WHAT IS BEING ASKED: Can you restate the records below word for word?

::::

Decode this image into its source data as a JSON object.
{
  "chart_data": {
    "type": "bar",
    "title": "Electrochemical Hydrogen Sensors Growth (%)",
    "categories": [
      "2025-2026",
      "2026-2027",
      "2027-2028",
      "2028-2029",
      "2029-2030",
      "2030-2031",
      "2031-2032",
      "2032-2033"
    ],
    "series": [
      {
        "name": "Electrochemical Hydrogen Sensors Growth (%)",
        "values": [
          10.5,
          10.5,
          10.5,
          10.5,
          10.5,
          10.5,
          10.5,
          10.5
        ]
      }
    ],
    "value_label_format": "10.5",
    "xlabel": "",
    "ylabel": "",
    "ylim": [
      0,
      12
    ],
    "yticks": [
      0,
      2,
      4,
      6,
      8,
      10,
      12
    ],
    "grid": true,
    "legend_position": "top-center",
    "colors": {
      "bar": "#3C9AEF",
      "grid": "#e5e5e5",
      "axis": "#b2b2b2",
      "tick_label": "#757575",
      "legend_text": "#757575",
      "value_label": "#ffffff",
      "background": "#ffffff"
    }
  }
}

::::

RESPONSE:
Decode this image into its source data as a JSON object.
{
  "chart_data": {
    "type": "bar",
    "title": "Electrochemical Hydrogen Sensors Growth (%)",
    "categories": [
      "2025-2026",
      "2026-2027",
      "2027-2028",
      "2028-2029",
      "2029-2030",
      "2030-2031",
      "2031-2032",
      "2032-2033"
    ],
    "series": [
      {
        "name": "Electrochemical Hydrogen Sensors Growth (%)",
        "values": [
          10.5,
          10.5,
          10.5,
          10.5,
          10.5,
          10.5,
          10.5,
          10.5
        ]
      }
    ],
    "value_label_format": "10.5",
    "xlabel": "",
    "ylabel": "",
    "ylim": [
      0,
      12
    ],
    "yticks": [
      0,
      2,
      4,
      6,
      8,
      10,
      12
    ],
    "grid": true,
    "legend_position": "top-center",
    "colors": {
      "bar": "#3C9AEF",
      "grid": "#e5e5e5",
      "axis": "#b2b2b2",
      "tick_label": "#757575",
      "legend_text": "#757575",
      "value_label": "#ffffff",
      "background": "#ffffff"
    }
  }
}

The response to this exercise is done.